:: SUPPLIED DATA

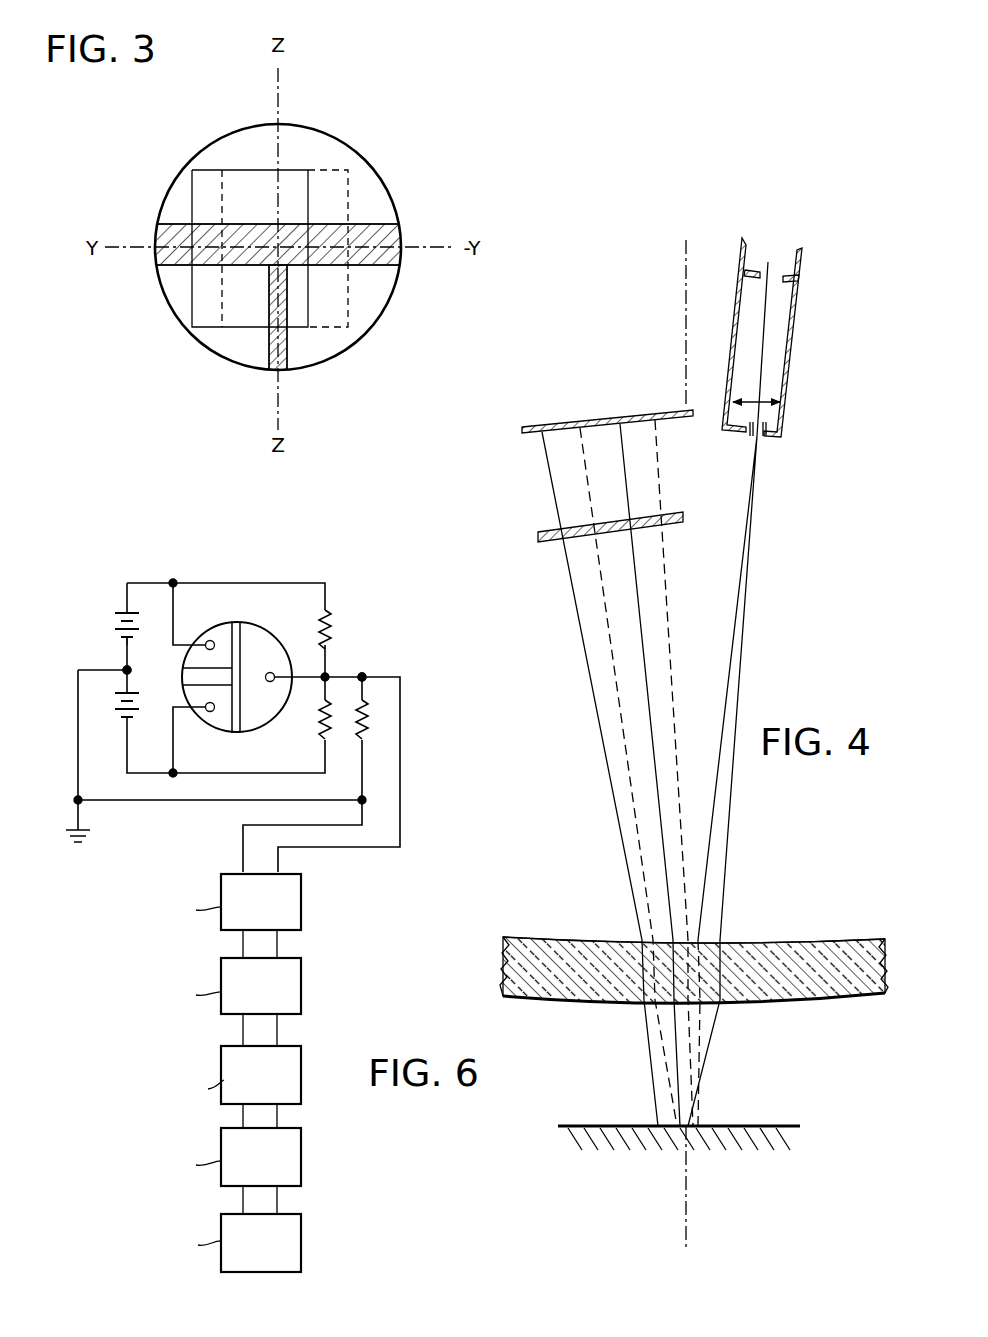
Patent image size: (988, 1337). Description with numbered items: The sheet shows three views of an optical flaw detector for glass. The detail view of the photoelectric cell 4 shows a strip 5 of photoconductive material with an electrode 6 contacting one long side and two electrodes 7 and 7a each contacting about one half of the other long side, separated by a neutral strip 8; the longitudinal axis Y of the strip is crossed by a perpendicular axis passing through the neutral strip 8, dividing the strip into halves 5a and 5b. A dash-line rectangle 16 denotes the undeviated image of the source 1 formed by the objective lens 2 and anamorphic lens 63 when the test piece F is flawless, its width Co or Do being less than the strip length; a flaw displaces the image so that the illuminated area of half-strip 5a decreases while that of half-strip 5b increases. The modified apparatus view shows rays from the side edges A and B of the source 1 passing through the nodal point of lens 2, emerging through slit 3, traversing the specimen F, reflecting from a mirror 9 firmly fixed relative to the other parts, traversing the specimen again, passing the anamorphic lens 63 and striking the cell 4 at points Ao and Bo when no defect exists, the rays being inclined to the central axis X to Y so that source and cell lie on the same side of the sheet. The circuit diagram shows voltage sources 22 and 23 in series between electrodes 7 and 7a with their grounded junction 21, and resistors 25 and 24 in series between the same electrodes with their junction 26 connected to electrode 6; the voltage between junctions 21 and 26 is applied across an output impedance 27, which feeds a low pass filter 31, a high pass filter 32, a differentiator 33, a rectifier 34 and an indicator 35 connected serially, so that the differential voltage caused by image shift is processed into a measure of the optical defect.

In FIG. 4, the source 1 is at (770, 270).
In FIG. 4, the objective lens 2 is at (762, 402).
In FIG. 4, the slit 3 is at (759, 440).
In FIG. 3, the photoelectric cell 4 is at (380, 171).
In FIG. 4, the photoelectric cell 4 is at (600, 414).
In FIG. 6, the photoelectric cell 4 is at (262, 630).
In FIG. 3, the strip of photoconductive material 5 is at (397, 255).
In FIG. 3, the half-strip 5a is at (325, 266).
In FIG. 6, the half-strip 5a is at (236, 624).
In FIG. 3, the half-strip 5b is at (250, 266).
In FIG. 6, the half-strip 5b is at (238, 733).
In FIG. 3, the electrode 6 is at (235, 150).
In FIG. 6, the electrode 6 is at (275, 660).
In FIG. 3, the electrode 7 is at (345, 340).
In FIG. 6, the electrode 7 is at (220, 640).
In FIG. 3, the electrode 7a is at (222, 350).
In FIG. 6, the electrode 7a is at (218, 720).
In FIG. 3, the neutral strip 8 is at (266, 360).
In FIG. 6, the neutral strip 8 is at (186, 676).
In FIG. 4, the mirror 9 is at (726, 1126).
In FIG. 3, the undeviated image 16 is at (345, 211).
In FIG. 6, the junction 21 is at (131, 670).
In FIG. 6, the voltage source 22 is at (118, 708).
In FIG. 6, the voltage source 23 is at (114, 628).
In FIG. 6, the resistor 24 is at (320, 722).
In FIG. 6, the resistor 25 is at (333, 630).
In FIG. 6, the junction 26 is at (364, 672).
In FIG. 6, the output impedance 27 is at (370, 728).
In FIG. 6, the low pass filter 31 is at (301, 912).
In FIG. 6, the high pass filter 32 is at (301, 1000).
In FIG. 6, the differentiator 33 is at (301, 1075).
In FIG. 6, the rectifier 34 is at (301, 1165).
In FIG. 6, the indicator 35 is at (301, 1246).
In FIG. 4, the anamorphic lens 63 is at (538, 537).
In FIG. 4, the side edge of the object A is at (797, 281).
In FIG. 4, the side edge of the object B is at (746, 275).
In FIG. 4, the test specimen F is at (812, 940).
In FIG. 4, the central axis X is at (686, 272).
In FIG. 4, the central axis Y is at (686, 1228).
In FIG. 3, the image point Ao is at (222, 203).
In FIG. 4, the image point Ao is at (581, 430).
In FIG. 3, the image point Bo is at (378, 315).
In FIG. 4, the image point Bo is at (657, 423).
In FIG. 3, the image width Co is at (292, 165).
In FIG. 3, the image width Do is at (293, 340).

::::
:: SUPPLIED DATA

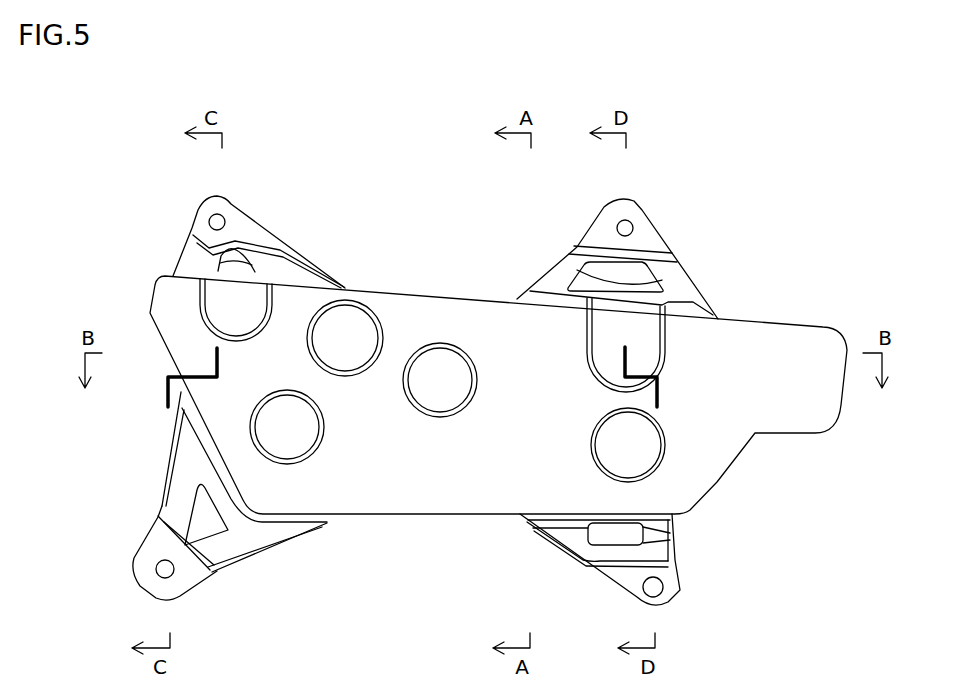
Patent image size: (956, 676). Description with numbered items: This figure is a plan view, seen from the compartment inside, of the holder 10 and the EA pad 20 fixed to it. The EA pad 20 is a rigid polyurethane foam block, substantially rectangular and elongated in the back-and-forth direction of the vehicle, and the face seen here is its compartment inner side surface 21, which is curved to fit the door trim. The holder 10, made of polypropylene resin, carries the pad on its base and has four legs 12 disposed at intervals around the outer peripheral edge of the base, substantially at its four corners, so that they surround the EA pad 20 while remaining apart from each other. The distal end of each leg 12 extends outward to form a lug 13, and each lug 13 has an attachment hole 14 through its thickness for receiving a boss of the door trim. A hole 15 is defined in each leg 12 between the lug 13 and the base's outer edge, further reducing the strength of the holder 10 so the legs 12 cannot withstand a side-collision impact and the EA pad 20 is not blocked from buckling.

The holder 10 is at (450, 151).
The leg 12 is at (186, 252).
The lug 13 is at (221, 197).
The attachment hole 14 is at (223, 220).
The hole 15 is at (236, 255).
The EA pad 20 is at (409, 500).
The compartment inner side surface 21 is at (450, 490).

::::

:: BRIEF ::
Rewrite the items starting at the line that contains "Patent image size: (988, 1337)." and ending at the line that contains "In FIG. 3, the half-strip 5a", changing "flaw detector" to "fault detector" and leaving everything else unchanged.

:: THE COMPLETED TASK ::
Patent image size: (988, 1337). Description with numbered items: The sheet shows three views of an optical fault detector for glass. The detail view of the photoelectric cell 4 shows a strip 5 of photoconductive material with an electrode 6 contacting one long side and two electrodes 7 and 7a each contacting about one half of the other long side, separated by a neutral strip 8; the longitudinal axis Y of the strip is crossed by a perpendicular axis passing through the neutral strip 8, dividing the strip into halves 5a and 5b. A dash-line rectangle 16 denotes the undeviated image of the source 1 formed by the objective lens 2 and anamorphic lens 63 when the test piece F is flawless, its width Co or Do being less than the strip length; a flaw displaces the image so that the illuminated area of half-strip 5a decreases while that of half-strip 5b increases. The modified apparatus view shows rays from the side edges A and B of the source 1 passing through the nodal point of lens 2, emerging through slit 3, traversing the specimen F, reflecting from a mirror 9 firmly fixed relative to the other parts, traversing the specimen again, passing the anamorphic lens 63 and striking the cell 4 at points Ao and Bo when no defect exists, the rays being inclined to the central axis X to Y so that source and cell lie on the same side of the sheet. The circuit diagram shows voltage sources 22 and 23 in series between electrodes 7 and 7a with their grounded junction 21, and resistors 25 and 24 in series between the same electrodes with their junction 26 connected to electrode 6; the voltage between junctions 21 and 26 is applied across an output impedance 27, which feeds a low pass filter 31, a high pass filter 32, a differentiator 33, a rectifier 34 and an indicator 35 connected serially, so that the differential voltage caused by image shift is processed into a measure of the optical defect.

In FIG. 4, the source 1 is at (770, 270).
In FIG. 4, the objective lens 2 is at (762, 402).
In FIG. 4, the slit 3 is at (759, 440).
In FIG. 3, the photoelectric cell 4 is at (380, 171).
In FIG. 4, the photoelectric cell 4 is at (600, 414).
In FIG. 6, the photoelectric cell 4 is at (262, 630).
In FIG. 3, the strip of photoconductive material 5 is at (397, 255).
In FIG. 3, the half-strip 5a is at (325, 266).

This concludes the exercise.